start

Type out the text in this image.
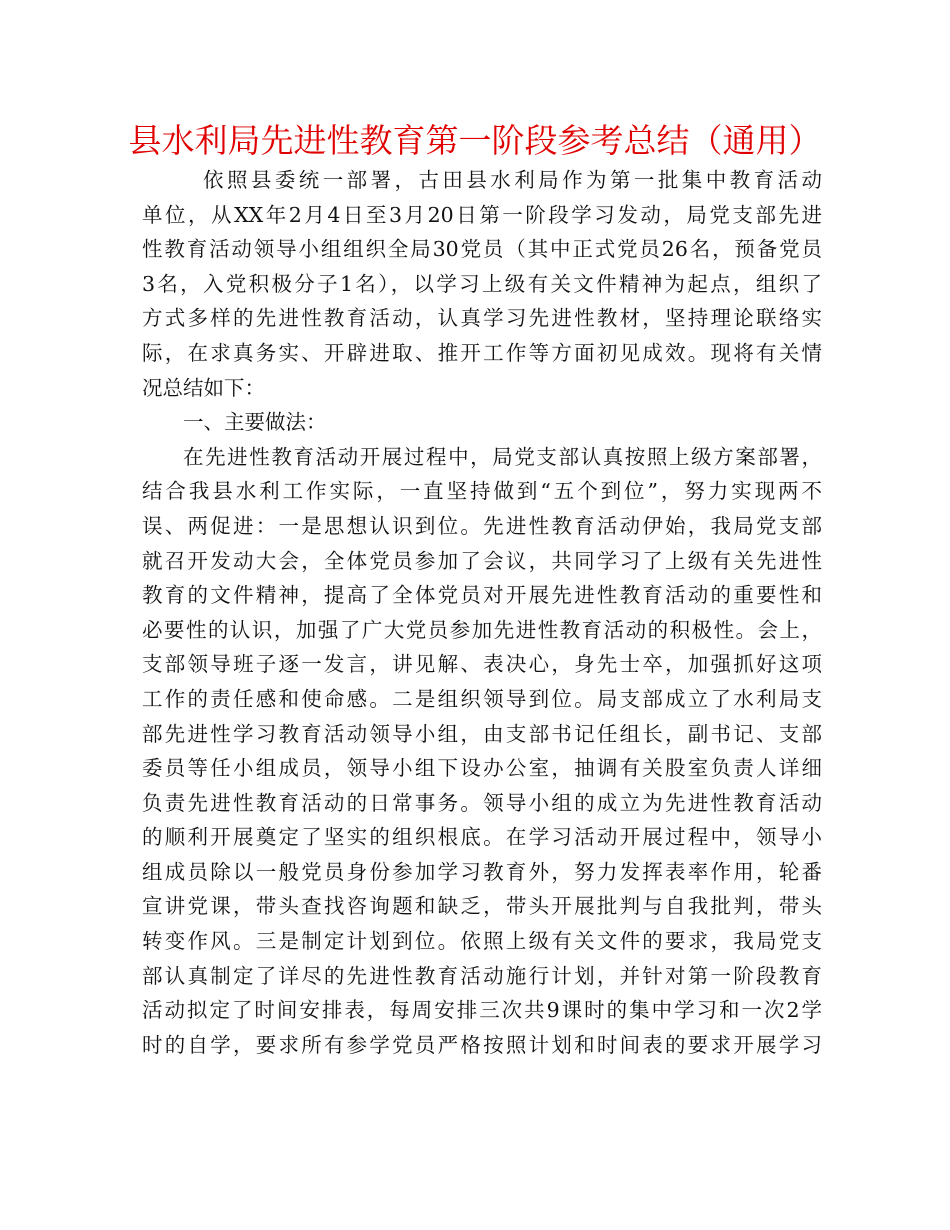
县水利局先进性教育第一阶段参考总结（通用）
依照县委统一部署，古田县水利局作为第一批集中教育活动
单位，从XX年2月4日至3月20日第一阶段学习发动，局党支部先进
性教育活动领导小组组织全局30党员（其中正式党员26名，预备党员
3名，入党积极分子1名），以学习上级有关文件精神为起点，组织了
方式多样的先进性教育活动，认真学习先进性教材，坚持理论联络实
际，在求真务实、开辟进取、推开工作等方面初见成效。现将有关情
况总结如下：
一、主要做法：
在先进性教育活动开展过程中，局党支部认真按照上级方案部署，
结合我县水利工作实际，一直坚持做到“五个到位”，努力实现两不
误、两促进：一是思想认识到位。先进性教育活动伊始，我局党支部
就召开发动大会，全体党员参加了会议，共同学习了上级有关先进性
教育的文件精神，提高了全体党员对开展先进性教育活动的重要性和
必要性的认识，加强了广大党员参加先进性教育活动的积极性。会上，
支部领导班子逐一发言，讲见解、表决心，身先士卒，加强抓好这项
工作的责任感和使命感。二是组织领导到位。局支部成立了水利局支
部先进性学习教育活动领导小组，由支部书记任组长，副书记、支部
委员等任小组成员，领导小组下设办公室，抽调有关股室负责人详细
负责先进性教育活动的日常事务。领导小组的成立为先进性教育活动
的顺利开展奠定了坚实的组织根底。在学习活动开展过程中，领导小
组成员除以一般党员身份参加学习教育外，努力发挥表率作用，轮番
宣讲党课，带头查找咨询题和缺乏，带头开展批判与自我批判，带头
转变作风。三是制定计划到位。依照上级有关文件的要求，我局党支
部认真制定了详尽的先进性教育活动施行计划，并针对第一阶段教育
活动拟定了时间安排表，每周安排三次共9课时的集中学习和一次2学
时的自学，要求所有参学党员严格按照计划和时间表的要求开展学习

end

→ Set exercise:
Quote the data above in full and without alteration; skip the pictures.

→ Task result:
Type out the text in this image.
县水利局先进性教育第一阶段参考总结（通用）
依照县委统一部署，古田县水利局作为第一批集中教育活动
单位，从XX年2月4日至3月20日第一阶段学习发动，局党支部先进
性教育活动领导小组组织全局30党员（其中正式党员26名，预备党员
3名，入党积极分子1名），以学习上级有关文件精神为起点，组织了
方式多样的先进性教育活动，认真学习先进性教材，坚持理论联络实
际，在求真务实、开辟进取、推开工作等方面初见成效。现将有关情
况总结如下：
一、主要做法：
在先进性教育活动开展过程中，局党支部认真按照上级方案部署，
结合我县水利工作实际，一直坚持做到“五个到位”，努力实现两不
误、两促进：一是思想认识到位。先进性教育活动伊始，我局党支部
就召开发动大会，全体党员参加了会议，共同学习了上级有关先进性
教育的文件精神，提高了全体党员对开展先进性教育活动的重要性和
必要性的认识，加强了广大党员参加先进性教育活动的积极性。会上，
支部领导班子逐一发言，讲见解、表决心，身先士卒，加强抓好这项
工作的责任感和使命感。二是组织领导到位。局支部成立了水利局支
部先进性学习教育活动领导小组，由支部书记任组长，副书记、支部
委员等任小组成员，领导小组下设办公室，抽调有关股室负责人详细
负责先进性教育活动的日常事务。领导小组的成立为先进性教育活动
的顺利开展奠定了坚实的组织根底。在学习活动开展过程中，领导小
组成员除以一般党员身份参加学习教育外，努力发挥表率作用，轮番
宣讲党课，带头查找咨询题和缺乏，带头开展批判与自我批判，带头
转变作风。三是制定计划到位。依照上级有关文件的要求，我局党支
部认真制定了详尽的先进性教育活动施行计划，并针对第一阶段教育
活动拟定了时间安排表，每周安排三次共9课时的集中学习和一次2学
时的自学，要求所有参学党员严格按照计划和时间表的要求开展学习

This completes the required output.